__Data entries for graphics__
-- START --
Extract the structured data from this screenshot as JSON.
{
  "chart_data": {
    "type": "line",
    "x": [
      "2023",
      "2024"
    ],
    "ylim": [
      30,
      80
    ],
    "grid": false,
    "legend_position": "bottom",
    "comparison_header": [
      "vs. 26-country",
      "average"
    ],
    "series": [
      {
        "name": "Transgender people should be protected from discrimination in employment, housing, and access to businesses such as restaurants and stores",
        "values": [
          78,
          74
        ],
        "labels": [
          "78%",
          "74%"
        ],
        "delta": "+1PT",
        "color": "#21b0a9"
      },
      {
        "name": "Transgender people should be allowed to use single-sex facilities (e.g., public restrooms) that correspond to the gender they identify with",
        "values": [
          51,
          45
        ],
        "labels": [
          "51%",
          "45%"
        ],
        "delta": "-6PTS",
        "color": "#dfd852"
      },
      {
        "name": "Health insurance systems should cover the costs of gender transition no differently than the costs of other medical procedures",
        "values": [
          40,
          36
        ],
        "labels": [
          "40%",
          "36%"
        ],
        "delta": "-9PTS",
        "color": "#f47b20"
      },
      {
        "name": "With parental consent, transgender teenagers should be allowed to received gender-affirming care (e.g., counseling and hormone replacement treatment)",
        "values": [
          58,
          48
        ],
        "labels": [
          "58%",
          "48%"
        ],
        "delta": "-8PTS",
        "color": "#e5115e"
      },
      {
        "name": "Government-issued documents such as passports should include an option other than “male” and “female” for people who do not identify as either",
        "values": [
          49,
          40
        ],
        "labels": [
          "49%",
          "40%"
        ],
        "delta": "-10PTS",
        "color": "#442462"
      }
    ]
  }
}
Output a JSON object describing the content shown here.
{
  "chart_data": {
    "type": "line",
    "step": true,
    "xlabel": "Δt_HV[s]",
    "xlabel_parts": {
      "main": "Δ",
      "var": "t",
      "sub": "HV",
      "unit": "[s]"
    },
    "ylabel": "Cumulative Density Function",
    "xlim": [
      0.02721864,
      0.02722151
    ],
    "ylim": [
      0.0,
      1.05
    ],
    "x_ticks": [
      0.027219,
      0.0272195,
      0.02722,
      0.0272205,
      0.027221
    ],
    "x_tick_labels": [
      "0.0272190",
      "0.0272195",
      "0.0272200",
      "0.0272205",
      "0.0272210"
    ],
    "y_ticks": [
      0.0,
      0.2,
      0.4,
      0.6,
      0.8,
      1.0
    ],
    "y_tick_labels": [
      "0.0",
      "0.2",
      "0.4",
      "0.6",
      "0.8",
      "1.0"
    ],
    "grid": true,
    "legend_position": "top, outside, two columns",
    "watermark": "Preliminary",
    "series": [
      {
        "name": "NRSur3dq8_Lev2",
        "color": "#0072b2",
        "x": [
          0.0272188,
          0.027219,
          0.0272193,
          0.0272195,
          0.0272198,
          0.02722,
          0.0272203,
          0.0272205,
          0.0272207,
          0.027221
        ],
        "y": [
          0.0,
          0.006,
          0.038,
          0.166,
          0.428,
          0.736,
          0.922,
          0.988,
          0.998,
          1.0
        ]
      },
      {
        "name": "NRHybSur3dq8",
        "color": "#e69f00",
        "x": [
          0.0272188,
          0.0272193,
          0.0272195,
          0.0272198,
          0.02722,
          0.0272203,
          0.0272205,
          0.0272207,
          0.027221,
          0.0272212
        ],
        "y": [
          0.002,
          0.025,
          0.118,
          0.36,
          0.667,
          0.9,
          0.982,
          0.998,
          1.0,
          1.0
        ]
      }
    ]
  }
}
-- END --
__EXERCISE TASK__
Write out every line of the preceding listing that contains "such".

__EXERCISE RESPONSE__
        "name": "Transgender people should be protected from discrimination in employment, housing, and access to businesses such as restaurants and stores",
        "name": "Government-issued documents such as passports should include an option other than “male” and “female” for people who do not identify as either",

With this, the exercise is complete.